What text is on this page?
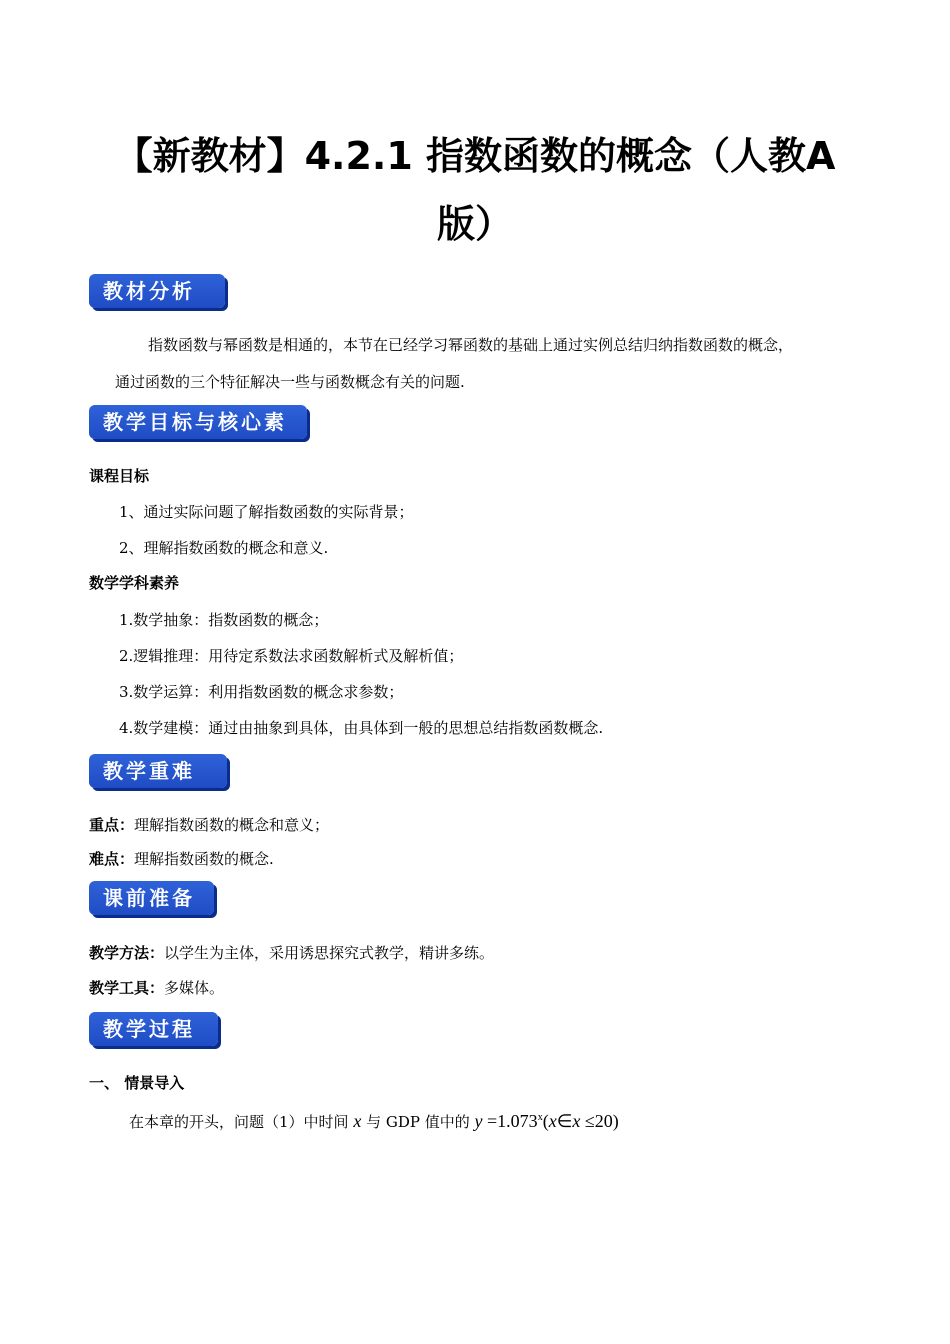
【新教材】4.2.1 指数函数的概念（人教A
版）
教材分析
指数函数与幂函数是相通的，本节在已经学习幂函数的基础上通过实例总结归纳指数函数的概念，
通过函数的三个特征解决一些与函数概念有关的问题.
教学目标与核心素养
课程目标
1、通过实际问题了解指数函数的实际背景；
2、理解指数函数的概念和意义.
数学学科素养
1.数学抽象：指数函数的概念；
2.逻辑推理：用待定系数法求函数解析式及解析值；
3.数学运算：利用指数函数的概念求参数；
4.数学建模：通过由抽象到具体，由具体到一般的思想总结指数函数概念.
教学重难点
重点：理解指数函数的概念和意义；
难点：理解指数函数的概念.
课前准备
教学方法：以学生为主体，采用诱思探究式教学，精讲多练。
教学工具：多媒体。
教学过程
一、 情景导入
在本章的开头，问题（1）中时间 x 与 GDP 值中的 $y =1.073^x(x\in x \le 20)$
☆ ☆ ☆ ☆
Leave out the pictures and repeat everything else in the records exactly.

Answer in full:
What text is on this page?
【新教材】4.2.1 指数函数的概念（人教A
版）
教材分析
指数函数与幂函数是相通的，本节在已经学习幂函数的基础上通过实例总结归纳指数函数的概念，
通过函数的三个特征解决一些与函数概念有关的问题.
教学目标与核心素养
课程目标
1、通过实际问题了解指数函数的实际背景；
2、理解指数函数的概念和意义.
数学学科素养
1.数学抽象：指数函数的概念；
2.逻辑推理：用待定系数法求函数解析式及解析值；
3.数学运算：利用指数函数的概念求参数；
4.数学建模：通过由抽象到具体，由具体到一般的思想总结指数函数概念.
教学重难点
重点：理解指数函数的概念和意义；
难点：理解指数函数的概念.
课前准备
教学方法：以学生为主体，采用诱思探究式教学，精讲多练。
教学工具：多媒体。
教学过程
一、 情景导入
在本章的开头，问题（1）中时间 x 与 GDP 值中的 $y =1.073^x(x\in x \le 20)$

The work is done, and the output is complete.